→ **THE REQUEST**:
Your answer should be a single number: the count of lines that hold the word "Mechanical".

→ **GIVEN DATA**:
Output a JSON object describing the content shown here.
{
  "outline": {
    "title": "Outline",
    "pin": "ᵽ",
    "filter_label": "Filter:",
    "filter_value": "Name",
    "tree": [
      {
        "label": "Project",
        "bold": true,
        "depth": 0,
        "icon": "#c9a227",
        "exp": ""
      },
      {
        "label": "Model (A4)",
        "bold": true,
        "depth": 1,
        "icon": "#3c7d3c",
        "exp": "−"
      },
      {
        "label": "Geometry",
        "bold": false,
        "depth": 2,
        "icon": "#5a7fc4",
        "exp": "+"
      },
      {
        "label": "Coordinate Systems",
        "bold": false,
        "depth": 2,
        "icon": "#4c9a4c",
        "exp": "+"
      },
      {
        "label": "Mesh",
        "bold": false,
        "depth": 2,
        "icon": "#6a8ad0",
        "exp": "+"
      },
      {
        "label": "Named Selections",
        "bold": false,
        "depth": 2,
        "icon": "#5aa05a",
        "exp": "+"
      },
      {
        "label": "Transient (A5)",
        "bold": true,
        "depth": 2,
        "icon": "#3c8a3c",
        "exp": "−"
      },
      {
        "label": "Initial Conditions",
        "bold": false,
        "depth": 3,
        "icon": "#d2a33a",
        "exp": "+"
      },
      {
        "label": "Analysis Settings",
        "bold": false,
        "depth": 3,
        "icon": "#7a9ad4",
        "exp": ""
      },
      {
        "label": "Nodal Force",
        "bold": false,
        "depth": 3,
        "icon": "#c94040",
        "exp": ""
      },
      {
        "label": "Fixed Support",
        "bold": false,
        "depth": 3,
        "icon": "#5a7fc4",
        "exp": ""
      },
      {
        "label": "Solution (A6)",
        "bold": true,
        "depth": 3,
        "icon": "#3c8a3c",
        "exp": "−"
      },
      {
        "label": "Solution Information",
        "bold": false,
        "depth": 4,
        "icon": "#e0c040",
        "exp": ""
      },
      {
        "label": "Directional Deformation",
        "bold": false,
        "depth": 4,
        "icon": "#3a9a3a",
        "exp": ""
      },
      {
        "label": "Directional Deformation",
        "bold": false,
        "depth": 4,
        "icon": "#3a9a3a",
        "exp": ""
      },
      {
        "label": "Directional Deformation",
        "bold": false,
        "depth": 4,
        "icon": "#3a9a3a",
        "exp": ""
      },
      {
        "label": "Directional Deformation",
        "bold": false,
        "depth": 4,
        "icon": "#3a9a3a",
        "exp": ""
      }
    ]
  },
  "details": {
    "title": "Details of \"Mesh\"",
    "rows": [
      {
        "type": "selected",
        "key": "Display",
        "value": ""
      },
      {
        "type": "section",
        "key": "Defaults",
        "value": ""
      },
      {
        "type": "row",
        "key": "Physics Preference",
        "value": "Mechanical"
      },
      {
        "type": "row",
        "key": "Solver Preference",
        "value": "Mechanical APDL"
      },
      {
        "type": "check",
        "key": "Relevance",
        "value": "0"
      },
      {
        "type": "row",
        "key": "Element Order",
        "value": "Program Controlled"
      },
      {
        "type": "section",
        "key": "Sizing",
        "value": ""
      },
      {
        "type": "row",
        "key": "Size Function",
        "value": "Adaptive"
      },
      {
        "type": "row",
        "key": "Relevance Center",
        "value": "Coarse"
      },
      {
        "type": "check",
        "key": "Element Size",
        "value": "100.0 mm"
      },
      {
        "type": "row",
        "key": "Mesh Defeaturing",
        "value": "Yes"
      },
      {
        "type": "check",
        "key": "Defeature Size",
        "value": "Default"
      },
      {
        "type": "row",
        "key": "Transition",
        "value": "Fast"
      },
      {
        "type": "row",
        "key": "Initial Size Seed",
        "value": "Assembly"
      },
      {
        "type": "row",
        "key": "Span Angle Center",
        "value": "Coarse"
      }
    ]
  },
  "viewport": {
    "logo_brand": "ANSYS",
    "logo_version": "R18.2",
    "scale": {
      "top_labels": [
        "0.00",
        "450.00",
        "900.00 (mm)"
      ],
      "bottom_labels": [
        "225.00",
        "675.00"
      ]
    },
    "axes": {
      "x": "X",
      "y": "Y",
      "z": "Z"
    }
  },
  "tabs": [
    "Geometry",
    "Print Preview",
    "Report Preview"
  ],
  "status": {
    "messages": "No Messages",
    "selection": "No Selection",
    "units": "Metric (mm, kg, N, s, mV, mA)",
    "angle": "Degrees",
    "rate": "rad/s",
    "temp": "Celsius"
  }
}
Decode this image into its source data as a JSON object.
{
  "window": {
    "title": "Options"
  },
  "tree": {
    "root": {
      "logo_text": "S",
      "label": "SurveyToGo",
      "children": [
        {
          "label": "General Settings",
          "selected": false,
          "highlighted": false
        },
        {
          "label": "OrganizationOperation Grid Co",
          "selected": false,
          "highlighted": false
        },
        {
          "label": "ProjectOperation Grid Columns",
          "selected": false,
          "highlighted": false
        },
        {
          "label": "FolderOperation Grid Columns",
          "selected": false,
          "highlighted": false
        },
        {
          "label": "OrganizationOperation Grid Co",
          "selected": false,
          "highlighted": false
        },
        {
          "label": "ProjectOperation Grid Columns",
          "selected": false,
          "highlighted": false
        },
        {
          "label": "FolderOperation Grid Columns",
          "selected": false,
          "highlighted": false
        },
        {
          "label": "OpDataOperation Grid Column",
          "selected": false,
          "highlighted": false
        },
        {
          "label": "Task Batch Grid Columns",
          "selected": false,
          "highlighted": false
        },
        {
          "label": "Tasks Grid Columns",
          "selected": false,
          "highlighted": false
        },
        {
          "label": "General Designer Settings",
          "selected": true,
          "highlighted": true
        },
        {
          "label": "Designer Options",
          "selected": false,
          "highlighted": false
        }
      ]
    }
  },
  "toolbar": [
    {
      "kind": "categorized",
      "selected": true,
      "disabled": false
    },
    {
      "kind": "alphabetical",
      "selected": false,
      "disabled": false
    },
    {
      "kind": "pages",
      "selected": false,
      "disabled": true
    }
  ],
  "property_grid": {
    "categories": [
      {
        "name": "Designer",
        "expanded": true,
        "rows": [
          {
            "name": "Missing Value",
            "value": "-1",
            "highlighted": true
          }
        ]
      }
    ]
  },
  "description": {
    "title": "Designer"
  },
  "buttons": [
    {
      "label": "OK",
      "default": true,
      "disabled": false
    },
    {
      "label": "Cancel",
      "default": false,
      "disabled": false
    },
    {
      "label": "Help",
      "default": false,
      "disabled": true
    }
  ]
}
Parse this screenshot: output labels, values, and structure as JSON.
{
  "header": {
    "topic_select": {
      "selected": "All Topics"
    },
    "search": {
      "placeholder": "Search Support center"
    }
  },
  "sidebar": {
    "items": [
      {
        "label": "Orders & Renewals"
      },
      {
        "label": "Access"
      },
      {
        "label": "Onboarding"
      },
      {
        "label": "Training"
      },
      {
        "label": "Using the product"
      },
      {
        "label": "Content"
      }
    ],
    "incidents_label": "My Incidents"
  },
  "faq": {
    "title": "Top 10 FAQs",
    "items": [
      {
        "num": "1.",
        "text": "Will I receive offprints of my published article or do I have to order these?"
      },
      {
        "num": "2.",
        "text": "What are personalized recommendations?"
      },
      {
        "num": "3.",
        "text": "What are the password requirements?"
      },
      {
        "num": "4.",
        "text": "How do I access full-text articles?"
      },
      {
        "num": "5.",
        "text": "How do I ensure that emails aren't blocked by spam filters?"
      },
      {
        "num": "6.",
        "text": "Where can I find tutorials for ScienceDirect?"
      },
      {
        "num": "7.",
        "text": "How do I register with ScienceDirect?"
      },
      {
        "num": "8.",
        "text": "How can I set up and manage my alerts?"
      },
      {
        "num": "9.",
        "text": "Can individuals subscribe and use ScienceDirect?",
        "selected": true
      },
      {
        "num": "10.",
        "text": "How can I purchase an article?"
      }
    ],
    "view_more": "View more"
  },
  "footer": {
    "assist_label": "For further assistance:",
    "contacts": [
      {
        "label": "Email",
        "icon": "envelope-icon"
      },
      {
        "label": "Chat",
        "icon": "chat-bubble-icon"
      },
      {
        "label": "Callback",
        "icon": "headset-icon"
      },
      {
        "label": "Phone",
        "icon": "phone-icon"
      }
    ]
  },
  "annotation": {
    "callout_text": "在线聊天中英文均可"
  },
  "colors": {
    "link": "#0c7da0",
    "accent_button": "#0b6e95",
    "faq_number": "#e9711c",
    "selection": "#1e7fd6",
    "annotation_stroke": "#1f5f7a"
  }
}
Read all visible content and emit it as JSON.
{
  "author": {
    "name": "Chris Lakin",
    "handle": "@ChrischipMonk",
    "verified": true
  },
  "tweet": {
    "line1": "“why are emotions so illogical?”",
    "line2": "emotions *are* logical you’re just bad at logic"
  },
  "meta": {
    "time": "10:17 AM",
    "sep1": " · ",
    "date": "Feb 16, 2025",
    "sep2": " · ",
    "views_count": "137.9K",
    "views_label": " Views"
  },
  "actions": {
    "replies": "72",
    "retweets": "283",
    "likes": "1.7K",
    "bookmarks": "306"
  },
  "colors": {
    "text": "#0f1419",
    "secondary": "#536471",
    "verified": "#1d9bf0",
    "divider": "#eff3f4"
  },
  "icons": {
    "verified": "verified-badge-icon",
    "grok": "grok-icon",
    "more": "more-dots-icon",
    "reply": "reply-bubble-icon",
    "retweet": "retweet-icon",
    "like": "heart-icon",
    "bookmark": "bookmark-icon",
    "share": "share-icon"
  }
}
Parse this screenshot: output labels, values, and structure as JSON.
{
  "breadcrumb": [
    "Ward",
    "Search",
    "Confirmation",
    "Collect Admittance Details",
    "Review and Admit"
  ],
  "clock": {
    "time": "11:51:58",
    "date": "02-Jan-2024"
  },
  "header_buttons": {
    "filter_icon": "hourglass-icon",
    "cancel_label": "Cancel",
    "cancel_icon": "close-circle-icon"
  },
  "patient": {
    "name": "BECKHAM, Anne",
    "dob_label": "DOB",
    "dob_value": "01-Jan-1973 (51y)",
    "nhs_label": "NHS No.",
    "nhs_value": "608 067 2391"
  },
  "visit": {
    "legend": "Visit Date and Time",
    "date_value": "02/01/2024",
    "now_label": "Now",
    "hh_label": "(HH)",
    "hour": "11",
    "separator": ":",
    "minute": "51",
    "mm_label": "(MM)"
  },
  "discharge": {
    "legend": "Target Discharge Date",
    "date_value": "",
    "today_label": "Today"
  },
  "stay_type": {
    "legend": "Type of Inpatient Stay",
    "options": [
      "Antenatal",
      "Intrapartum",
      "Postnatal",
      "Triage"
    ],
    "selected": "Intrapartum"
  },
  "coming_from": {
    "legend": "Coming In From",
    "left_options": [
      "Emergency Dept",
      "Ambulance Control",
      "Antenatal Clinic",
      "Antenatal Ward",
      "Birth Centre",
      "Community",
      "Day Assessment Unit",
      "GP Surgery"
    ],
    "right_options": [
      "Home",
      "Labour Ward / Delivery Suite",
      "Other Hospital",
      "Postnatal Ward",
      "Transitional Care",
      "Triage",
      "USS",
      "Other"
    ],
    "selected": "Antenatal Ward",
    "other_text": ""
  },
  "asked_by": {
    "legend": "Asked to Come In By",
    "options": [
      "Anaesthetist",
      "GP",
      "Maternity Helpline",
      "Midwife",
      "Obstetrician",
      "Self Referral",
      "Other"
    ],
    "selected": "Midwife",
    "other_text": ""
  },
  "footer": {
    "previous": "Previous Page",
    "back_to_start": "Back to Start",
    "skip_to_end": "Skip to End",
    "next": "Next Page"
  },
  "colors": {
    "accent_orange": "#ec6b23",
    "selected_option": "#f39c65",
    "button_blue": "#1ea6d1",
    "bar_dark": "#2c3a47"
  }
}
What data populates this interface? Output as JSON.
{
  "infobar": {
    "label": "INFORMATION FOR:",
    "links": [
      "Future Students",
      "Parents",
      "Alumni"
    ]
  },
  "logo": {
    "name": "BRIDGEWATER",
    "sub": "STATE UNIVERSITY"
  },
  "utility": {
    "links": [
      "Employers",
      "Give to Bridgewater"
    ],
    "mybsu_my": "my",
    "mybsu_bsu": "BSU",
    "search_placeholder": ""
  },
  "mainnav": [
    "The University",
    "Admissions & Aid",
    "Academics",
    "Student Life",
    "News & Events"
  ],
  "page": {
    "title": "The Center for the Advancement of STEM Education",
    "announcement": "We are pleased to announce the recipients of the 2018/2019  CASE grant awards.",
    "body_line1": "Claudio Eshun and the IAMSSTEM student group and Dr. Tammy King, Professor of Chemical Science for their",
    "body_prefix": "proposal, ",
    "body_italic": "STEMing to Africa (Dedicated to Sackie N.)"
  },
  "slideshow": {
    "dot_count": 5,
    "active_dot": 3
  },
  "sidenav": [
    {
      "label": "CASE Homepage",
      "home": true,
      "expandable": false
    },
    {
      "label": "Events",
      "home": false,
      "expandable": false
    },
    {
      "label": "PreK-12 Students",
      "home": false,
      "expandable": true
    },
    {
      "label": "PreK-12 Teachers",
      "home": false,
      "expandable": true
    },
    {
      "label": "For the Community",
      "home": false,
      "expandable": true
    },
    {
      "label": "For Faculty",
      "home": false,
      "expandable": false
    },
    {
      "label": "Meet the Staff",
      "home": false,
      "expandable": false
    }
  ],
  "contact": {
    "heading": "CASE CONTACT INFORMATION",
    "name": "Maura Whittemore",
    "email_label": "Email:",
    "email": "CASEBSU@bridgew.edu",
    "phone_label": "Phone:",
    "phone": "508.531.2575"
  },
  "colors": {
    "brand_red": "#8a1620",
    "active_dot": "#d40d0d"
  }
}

→ **WRITTEN RESPONSE**:
2